== DATA FOR THE TASK
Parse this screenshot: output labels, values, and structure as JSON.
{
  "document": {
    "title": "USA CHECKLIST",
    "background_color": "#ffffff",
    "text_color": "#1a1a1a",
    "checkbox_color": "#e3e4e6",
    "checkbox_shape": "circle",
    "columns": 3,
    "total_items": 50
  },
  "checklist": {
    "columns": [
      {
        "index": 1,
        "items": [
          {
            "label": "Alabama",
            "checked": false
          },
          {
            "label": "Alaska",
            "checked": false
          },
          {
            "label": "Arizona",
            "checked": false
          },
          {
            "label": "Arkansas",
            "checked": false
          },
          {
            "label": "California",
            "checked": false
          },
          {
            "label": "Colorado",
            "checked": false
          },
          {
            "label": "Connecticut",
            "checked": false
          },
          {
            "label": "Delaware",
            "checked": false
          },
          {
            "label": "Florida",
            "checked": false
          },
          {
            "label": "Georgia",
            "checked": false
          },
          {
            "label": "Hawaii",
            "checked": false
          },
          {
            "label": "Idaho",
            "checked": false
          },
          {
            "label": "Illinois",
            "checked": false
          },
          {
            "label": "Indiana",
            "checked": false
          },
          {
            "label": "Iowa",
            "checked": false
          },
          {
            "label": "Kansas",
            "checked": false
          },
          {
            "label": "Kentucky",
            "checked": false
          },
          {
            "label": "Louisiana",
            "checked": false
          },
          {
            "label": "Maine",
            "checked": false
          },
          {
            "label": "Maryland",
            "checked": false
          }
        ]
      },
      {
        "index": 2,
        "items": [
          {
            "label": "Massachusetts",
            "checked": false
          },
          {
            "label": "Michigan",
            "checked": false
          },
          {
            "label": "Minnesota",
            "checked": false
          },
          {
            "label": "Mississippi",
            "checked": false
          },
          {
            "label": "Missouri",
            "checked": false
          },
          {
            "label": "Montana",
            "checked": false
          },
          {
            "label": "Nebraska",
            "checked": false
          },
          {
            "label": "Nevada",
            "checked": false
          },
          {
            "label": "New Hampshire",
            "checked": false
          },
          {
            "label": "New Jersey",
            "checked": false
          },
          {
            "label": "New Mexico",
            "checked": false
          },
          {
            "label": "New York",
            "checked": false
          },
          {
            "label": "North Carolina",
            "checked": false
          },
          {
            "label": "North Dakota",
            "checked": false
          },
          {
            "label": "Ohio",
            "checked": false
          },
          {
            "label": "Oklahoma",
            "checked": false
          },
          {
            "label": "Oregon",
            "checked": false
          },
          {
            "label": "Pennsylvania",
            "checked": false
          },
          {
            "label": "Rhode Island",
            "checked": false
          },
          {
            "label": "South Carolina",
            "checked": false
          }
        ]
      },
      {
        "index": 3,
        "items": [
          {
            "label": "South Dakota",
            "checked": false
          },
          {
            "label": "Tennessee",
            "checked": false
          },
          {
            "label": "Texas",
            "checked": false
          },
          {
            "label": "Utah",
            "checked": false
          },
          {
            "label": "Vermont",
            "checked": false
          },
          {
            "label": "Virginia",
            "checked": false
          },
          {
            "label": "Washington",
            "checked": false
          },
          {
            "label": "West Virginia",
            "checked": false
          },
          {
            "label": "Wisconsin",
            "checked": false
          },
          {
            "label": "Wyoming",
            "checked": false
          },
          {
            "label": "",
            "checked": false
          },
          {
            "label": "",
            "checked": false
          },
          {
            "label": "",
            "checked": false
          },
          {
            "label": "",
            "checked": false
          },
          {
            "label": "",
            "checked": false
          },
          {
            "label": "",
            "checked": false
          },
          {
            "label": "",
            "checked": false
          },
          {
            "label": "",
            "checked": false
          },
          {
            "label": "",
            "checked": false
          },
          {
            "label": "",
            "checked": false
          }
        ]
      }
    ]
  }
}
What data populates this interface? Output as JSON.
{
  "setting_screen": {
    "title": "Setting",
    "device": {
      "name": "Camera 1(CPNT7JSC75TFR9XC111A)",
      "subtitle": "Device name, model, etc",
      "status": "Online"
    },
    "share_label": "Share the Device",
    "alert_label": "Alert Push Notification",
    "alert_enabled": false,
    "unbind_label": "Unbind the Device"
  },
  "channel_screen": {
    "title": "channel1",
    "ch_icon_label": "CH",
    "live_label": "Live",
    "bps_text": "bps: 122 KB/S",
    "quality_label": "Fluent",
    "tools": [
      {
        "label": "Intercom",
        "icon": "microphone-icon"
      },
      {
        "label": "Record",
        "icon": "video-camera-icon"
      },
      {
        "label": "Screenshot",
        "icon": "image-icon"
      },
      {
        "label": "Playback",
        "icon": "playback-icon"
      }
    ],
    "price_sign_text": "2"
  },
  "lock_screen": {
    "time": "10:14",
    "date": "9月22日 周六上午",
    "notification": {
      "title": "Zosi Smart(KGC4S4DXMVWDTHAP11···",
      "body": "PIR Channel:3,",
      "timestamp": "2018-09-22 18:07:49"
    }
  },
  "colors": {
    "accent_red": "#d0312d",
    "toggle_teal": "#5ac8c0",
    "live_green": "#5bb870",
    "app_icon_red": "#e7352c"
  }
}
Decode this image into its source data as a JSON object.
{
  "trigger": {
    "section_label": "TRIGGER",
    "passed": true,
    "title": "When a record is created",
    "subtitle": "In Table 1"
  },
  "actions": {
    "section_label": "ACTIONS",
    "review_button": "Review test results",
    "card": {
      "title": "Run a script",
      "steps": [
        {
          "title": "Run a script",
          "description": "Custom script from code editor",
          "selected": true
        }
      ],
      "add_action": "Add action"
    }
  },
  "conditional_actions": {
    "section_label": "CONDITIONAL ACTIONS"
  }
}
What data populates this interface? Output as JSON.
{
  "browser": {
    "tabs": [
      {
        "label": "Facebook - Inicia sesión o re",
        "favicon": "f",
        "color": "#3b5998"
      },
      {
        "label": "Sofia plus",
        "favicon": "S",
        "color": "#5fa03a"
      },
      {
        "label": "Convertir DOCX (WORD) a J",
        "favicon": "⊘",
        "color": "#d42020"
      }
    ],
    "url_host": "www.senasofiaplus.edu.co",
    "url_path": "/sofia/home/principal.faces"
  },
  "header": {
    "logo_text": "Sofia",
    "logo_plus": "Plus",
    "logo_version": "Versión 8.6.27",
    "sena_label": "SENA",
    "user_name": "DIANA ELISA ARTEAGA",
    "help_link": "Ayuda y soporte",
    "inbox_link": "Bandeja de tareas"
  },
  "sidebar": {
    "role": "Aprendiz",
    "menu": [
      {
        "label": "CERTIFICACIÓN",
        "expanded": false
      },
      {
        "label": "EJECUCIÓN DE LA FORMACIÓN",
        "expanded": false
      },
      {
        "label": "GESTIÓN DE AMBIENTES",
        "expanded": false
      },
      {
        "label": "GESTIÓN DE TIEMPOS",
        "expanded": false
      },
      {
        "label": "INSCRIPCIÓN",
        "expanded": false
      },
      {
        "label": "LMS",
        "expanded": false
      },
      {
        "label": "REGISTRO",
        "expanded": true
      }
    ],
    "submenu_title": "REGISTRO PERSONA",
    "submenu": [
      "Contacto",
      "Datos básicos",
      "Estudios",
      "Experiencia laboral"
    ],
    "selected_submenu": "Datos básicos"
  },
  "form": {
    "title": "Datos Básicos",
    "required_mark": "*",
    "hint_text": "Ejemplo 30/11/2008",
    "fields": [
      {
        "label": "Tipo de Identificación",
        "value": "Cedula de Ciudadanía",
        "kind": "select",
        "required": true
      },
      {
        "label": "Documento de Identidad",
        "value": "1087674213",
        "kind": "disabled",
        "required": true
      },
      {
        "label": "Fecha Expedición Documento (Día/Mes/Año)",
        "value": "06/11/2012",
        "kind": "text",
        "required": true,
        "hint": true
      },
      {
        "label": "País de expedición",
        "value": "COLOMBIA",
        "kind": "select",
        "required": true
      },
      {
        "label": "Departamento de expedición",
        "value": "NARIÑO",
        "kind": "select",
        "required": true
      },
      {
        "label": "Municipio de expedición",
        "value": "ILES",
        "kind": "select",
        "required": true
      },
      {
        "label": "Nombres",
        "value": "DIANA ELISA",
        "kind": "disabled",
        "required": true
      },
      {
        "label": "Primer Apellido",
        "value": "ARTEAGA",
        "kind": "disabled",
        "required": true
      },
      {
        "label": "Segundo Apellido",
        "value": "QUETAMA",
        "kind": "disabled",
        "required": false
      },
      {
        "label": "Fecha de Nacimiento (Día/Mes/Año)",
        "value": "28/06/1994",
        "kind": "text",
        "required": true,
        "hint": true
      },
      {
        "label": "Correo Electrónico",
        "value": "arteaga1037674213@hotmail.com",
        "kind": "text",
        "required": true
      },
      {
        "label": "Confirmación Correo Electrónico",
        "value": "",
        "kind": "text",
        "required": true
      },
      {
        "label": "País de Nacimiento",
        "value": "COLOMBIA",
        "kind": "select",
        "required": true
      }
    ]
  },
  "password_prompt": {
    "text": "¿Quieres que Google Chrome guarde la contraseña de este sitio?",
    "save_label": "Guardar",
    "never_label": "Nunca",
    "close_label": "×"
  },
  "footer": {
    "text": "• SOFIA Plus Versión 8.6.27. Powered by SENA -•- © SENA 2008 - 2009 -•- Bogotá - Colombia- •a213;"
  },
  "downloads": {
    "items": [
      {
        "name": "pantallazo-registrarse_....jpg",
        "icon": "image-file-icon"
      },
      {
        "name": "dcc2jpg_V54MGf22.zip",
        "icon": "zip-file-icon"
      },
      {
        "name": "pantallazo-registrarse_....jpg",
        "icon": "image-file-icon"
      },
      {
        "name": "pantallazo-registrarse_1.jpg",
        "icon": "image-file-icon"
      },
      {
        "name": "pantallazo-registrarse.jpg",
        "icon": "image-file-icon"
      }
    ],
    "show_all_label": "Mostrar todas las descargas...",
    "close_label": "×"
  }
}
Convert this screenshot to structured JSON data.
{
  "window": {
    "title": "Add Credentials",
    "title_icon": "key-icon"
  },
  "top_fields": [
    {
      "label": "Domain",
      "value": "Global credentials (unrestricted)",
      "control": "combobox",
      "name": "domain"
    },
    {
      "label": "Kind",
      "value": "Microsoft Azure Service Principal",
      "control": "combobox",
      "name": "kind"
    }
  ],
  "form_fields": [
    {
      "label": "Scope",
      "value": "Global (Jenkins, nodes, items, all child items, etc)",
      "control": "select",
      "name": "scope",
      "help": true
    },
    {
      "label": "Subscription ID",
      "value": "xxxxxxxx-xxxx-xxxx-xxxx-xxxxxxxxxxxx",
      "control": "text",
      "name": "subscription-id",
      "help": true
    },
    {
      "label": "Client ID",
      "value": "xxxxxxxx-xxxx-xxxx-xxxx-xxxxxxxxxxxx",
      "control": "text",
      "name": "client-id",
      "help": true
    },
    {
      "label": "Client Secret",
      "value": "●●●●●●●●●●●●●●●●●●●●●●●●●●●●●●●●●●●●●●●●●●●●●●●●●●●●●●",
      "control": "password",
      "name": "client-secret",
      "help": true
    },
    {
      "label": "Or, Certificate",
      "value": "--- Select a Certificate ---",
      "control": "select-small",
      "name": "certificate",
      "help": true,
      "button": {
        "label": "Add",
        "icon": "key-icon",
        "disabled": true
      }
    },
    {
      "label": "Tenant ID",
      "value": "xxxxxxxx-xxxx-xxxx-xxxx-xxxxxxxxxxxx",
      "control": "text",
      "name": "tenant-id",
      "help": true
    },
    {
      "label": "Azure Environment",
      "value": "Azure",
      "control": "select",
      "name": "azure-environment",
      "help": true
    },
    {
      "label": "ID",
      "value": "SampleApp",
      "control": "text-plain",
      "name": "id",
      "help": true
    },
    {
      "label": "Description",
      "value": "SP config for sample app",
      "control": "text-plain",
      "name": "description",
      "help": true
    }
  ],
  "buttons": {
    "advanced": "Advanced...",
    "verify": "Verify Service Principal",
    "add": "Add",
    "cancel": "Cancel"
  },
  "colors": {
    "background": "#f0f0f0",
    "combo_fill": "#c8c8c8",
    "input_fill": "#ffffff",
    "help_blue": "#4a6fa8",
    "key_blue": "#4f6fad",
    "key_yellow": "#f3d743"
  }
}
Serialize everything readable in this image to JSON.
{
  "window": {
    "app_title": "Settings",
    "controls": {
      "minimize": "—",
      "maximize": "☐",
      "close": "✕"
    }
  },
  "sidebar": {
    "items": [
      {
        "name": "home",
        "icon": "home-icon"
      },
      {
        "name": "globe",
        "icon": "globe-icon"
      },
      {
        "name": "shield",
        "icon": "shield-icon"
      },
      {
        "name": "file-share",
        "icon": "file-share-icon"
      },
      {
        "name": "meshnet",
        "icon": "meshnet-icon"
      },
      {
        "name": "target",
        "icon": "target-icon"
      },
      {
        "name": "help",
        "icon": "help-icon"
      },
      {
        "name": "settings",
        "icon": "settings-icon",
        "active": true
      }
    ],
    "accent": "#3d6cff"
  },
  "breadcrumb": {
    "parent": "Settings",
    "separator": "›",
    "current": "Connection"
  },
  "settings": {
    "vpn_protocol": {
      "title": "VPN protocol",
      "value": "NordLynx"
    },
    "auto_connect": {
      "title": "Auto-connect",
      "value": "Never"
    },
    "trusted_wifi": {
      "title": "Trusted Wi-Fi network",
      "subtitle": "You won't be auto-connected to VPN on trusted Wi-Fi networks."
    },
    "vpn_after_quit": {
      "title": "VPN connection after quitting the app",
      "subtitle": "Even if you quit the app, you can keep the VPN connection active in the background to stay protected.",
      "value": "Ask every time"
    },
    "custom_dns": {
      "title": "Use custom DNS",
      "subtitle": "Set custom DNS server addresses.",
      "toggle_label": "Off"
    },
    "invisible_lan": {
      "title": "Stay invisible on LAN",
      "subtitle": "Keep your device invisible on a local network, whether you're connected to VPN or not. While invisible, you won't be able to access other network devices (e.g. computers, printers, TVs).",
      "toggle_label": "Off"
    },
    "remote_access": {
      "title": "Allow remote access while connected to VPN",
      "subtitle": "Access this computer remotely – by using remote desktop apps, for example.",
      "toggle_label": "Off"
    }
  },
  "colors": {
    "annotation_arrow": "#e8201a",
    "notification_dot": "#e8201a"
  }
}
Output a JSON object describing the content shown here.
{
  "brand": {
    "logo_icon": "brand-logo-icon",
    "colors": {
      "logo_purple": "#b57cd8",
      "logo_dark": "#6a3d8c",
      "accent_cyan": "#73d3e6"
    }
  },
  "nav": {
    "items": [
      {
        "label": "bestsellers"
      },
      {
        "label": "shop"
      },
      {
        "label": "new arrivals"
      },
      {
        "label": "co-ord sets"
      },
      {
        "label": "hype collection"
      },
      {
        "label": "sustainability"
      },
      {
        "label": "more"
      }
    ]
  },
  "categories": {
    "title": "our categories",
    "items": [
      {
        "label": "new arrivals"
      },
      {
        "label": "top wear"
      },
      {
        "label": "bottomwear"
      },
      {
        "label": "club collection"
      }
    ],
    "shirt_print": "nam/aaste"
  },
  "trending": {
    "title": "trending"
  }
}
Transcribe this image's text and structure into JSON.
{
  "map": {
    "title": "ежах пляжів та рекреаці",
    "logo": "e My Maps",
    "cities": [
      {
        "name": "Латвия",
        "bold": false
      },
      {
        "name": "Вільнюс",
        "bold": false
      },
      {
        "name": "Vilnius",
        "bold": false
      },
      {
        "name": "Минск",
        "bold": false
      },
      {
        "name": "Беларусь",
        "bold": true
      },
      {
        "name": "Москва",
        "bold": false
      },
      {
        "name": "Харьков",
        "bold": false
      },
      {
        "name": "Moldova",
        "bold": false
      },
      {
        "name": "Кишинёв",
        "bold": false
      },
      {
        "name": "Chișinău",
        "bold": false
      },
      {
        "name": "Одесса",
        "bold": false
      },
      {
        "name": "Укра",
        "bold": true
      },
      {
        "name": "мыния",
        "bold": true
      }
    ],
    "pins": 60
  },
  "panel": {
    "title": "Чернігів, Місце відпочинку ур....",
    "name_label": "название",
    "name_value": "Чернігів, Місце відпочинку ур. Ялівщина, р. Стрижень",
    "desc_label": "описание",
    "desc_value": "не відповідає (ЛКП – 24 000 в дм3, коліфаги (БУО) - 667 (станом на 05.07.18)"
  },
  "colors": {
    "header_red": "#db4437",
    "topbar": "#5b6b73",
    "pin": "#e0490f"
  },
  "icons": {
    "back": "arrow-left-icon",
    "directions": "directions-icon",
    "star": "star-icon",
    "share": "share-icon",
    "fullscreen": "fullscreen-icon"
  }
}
====
WHAT YOU ARE ASKED TO DO — Each line above that includes "Місце" should be shown.

TASK OUTPUT —
    "title": "Чернігів, Місце відпочинку ур....",
    "name_value": "Чернігів, Місце відпочинку ур. Ялівщина, р. Стрижень",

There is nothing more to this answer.